> [Objective]
Review the lines that follow and copy each one that contains the word "těchto".

[Extracted records]

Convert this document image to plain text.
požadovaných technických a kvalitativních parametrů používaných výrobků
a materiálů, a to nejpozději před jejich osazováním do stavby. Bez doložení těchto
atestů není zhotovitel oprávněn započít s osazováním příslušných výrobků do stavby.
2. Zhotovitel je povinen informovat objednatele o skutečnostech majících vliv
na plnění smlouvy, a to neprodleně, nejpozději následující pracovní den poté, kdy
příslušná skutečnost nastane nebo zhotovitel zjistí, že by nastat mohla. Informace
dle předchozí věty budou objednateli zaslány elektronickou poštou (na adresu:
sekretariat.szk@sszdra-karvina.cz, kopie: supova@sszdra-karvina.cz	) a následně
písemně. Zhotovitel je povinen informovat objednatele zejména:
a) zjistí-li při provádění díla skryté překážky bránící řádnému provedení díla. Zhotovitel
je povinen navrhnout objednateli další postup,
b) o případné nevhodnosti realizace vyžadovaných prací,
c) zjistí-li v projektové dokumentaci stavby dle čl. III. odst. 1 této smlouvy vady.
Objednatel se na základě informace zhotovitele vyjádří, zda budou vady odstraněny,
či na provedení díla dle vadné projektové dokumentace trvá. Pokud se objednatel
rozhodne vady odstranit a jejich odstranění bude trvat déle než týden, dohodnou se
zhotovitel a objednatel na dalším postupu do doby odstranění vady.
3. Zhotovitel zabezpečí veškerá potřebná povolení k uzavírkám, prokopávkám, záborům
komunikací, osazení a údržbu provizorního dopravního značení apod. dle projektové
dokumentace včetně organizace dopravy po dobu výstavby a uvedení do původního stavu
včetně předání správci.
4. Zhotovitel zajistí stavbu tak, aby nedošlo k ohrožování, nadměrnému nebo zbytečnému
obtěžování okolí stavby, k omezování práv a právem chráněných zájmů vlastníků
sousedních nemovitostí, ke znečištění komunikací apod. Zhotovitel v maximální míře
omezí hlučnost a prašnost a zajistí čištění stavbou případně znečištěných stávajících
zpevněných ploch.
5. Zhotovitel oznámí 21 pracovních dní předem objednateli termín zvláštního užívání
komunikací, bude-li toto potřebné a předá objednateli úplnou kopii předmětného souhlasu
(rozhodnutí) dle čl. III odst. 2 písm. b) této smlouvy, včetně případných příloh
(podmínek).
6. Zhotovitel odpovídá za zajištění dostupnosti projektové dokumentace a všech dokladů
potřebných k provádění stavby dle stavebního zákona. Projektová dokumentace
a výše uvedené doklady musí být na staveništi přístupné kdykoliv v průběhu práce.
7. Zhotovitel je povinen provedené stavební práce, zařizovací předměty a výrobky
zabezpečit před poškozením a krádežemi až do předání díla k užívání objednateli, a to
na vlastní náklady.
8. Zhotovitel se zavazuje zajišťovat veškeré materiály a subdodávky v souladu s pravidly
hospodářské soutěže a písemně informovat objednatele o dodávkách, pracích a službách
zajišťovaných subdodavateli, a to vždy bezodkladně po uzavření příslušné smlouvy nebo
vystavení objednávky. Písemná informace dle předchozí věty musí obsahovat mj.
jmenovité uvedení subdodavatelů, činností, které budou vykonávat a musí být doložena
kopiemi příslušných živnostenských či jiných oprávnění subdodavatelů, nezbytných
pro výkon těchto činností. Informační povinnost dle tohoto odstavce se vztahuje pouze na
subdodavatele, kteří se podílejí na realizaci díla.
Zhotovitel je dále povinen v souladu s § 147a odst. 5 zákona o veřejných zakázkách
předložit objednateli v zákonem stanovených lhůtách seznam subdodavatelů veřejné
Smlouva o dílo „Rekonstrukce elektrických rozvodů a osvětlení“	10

> [Written answer]
a materiálů, a to nejpozději před jejich osazováním do stavby. Bez doložení těchto
pro výkon těchto činností. Informační povinnost dle tohoto odstavce se vztahuje pouze na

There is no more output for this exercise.